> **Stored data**
[start]
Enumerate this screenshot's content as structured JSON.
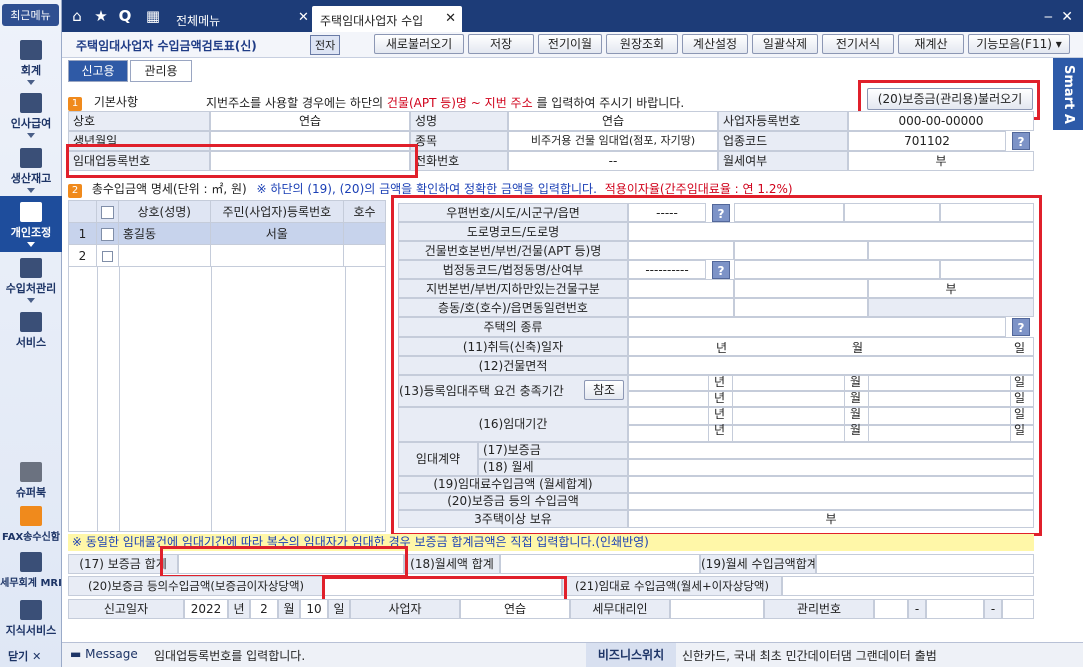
{
  "sidebar": {
    "top_label": "최근메뉴",
    "items": [
      {
        "label": "회계"
      },
      {
        "label": "인사급여"
      },
      {
        "label": "생산재고"
      },
      {
        "label": "개인조정"
      },
      {
        "label": "수입처관리"
      },
      {
        "label": "서비스"
      },
      {
        "label": "슈퍼북"
      },
      {
        "label": "FAX송수신함"
      },
      {
        "label": "세무회계 MRI"
      },
      {
        "label": "지식서비스"
      }
    ],
    "close_label": "닫기"
  },
  "tabs": [
    {
      "label": "전체메뉴"
    },
    {
      "label": "주택임대사업자 수입"
    }
  ],
  "toolbar": {
    "title": "주택임대사업자 수입금액검토표(신)",
    "badge": "전자",
    "buttons": [
      "새로불러오기",
      "저장",
      "전기이월",
      "원장조회",
      "계산설정",
      "일괄삭제",
      "전기서식",
      "재계산",
      "기능모음(F11)"
    ]
  },
  "subtabs": [
    "신고용",
    "관리용"
  ],
  "smart_label": "Smart A",
  "section1": {
    "num": "1",
    "title": "기본사항",
    "notice_a": "지번주소를 사용할 경우에는 하단의 ",
    "notice_red": "건물(APT 등)명 ~ 지번 주소",
    "notice_b": " 를 입력하여 주시기 바랍니다.",
    "load_button": "(20)보증금(관리용)불러오기",
    "labels": {
      "company": "상호",
      "name": "성명",
      "biz_no": "사업자등록번호",
      "birth": "생년월일",
      "type": "종목",
      "biz_code": "업종코드",
      "rental_reg": "임대업등록번호",
      "phone": "전화번호",
      "monthly": "월세여부"
    },
    "values": {
      "company": "연습",
      "name": "연습",
      "biz_no": "000-00-00000",
      "type": "비주거용 건물 임대업(점포, 자기땅)",
      "biz_code": "701102",
      "phone": "--",
      "monthly": "부"
    }
  },
  "section2": {
    "num": "2",
    "title": "총수입금액 명세(단위 : ㎡, 원)",
    "notice_blue": "※ 하단의 (19), (20)의 금액을 확인하여 정확한 금액을 입력합니다.",
    "notice_red": "적용이자율(간주임대료율 : 연 1.2%)",
    "table_headers": [
      "상호(성명)",
      "주민(사업자)등록번호",
      "호수"
    ],
    "rows": [
      {
        "no": "1",
        "name": "홍길동",
        "id": "서울",
        "unit": ""
      },
      {
        "no": "2",
        "name": "",
        "id": "",
        "unit": ""
      }
    ]
  },
  "detail": {
    "postal": "우편번호/시도/시군구/읍면",
    "postal_val": "-----",
    "road": "도로명코드/도로명",
    "building": "건물번호본번/부번/건물(APT 등)명",
    "legal": "법정동코드/법정동명/산여부",
    "legal_val": "----------",
    "lot": "지번본번/부번/지하만있는건물구분",
    "lot_val": "부",
    "floor": "층동/호(호수)/읍면동일련번호",
    "house_type": "주택의 종류",
    "acq": "(11)취득(신축)일자",
    "area": "(12)건물면적",
    "period": "(13)등록임대주택 요건 충족기간",
    "ref_btn": "참조",
    "rent_period": "(16)임대기간",
    "contract": "임대계약",
    "deposit": "(17)보증금",
    "rent": "(18) 월세",
    "rent_total": "(19)임대료수입금액 (월세합계)",
    "deposit_income": "(20)보증금 등의 수입금액",
    "three": "3주택이상 보유",
    "three_val": "부",
    "year": "년",
    "month": "월",
    "day": "일"
  },
  "bottom": {
    "notice": "※ 동일한 임대물건에 임대기간에 따라 복수의 임대자가 임대한 경우 보증금 합계금액은 직접 입력합니다.(인쇄반영)",
    "deposit_sum": "(17) 보증금 합계",
    "rent_sum": "(18)월세액 합계",
    "rent_income_sum": "(19)월세 수입금액합계",
    "deposit_income_sum": "(20)보증금 등의수입금액(보증금이자상당액)",
    "rental_income_sum": "(21)임대료 수입금액(월세+이자상당액)",
    "report_date": "신고일자",
    "year_val": "2022",
    "year": "년",
    "month_val": "2",
    "month": "월",
    "day_val": "10",
    "day": "일",
    "businessman": "사업자",
    "businessman_val": "연습",
    "agent": "세무대리인",
    "manage_no": "관리번호",
    "dash": "-"
  },
  "message": {
    "label": "Message",
    "text": "임대업등록번호를 입력합니다.",
    "biz_label": "비즈니스위치",
    "biz_text": "신한카드, 국내 최초 민간데이터댐 그랜데이터 출범"
  }
}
[end]
> **STATED PROBLEM**
Restate the data above word for word. Skip every picture.

> **EXERCISE RESPONSE**
Enumerate this screenshot's content as structured JSON.
{
  "sidebar": {
    "top_label": "최근메뉴",
    "items": [
      {
        "label": "회계"
      },
      {
        "label": "인사급여"
      },
      {
        "label": "생산재고"
      },
      {
        "label": "개인조정"
      },
      {
        "label": "수입처관리"
      },
      {
        "label": "서비스"
      },
      {
        "label": "슈퍼북"
      },
      {
        "label": "FAX송수신함"
      },
      {
        "label": "세무회계 MRI"
      },
      {
        "label": "지식서비스"
      }
    ],
    "close_label": "닫기"
  },
  "tabs": [
    {
      "label": "전체메뉴"
    },
    {
      "label": "주택임대사업자 수입"
    }
  ],
  "toolbar": {
    "title": "주택임대사업자 수입금액검토표(신)",
    "badge": "전자",
    "buttons": [
      "새로불러오기",
      "저장",
      "전기이월",
      "원장조회",
      "계산설정",
      "일괄삭제",
      "전기서식",
      "재계산",
      "기능모음(F11)"
    ]
  },
  "subtabs": [
    "신고용",
    "관리용"
  ],
  "smart_label": "Smart A",
  "section1": {
    "num": "1",
    "title": "기본사항",
    "notice_a": "지번주소를 사용할 경우에는 하단의 ",
    "notice_red": "건물(APT 등)명 ~ 지번 주소",
    "notice_b": " 를 입력하여 주시기 바랍니다.",
    "load_button": "(20)보증금(관리용)불러오기",
    "labels": {
      "company": "상호",
      "name": "성명",
      "biz_no": "사업자등록번호",
      "birth": "생년월일",
      "type": "종목",
      "biz_code": "업종코드",
      "rental_reg": "임대업등록번호",
      "phone": "전화번호",
      "monthly": "월세여부"
    },
    "values": {
      "company": "연습",
      "name": "연습",
      "biz_no": "000-00-00000",
      "type": "비주거용 건물 임대업(점포, 자기땅)",
      "biz_code": "701102",
      "phone": "--",
      "monthly": "부"
    }
  },
  "section2": {
    "num": "2",
    "title": "총수입금액 명세(단위 : ㎡, 원)",
    "notice_blue": "※ 하단의 (19), (20)의 금액을 확인하여 정확한 금액을 입력합니다.",
    "notice_red": "적용이자율(간주임대료율 : 연 1.2%)",
    "table_headers": [
      "상호(성명)",
      "주민(사업자)등록번호",
      "호수"
    ],
    "rows": [
      {
        "no": "1",
        "name": "홍길동",
        "id": "서울",
        "unit": ""
      },
      {
        "no": "2",
        "name": "",
        "id": "",
        "unit": ""
      }
    ]
  },
  "detail": {
    "postal": "우편번호/시도/시군구/읍면",
    "postal_val": "-----",
    "road": "도로명코드/도로명",
    "building": "건물번호본번/부번/건물(APT 등)명",
    "legal": "법정동코드/법정동명/산여부",
    "legal_val": "----------",
    "lot": "지번본번/부번/지하만있는건물구분",
    "lot_val": "부",
    "floor": "층동/호(호수)/읍면동일련번호",
    "house_type": "주택의 종류",
    "acq": "(11)취득(신축)일자",
    "area": "(12)건물면적",
    "period": "(13)등록임대주택 요건 충족기간",
    "ref_btn": "참조",
    "rent_period": "(16)임대기간",
    "contract": "임대계약",
    "deposit": "(17)보증금",
    "rent": "(18) 월세",
    "rent_total": "(19)임대료수입금액 (월세합계)",
    "deposit_income": "(20)보증금 등의 수입금액",
    "three": "3주택이상 보유",
    "three_val": "부",
    "year": "년",
    "month": "월",
    "day": "일"
  },
  "bottom": {
    "notice": "※ 동일한 임대물건에 임대기간에 따라 복수의 임대자가 임대한 경우 보증금 합계금액은 직접 입력합니다.(인쇄반영)",
    "deposit_sum": "(17) 보증금 합계",
    "rent_sum": "(18)월세액 합계",
    "rent_income_sum": "(19)월세 수입금액합계",
    "deposit_income_sum": "(20)보증금 등의수입금액(보증금이자상당액)",
    "rental_income_sum": "(21)임대료 수입금액(월세+이자상당액)",
    "report_date": "신고일자",
    "year_val": "2022",
    "year": "년",
    "month_val": "2",
    "month": "월",
    "day_val": "10",
    "day": "일",
    "businessman": "사업자",
    "businessman_val": "연습",
    "agent": "세무대리인",
    "manage_no": "관리번호",
    "dash": "-"
  },
  "message": {
    "label": "Message",
    "text": "임대업등록번호를 입력합니다.",
    "biz_label": "비즈니스위치",
    "biz_text": "신한카드, 국내 최초 민간데이터댐 그랜데이터 출범"
  }
}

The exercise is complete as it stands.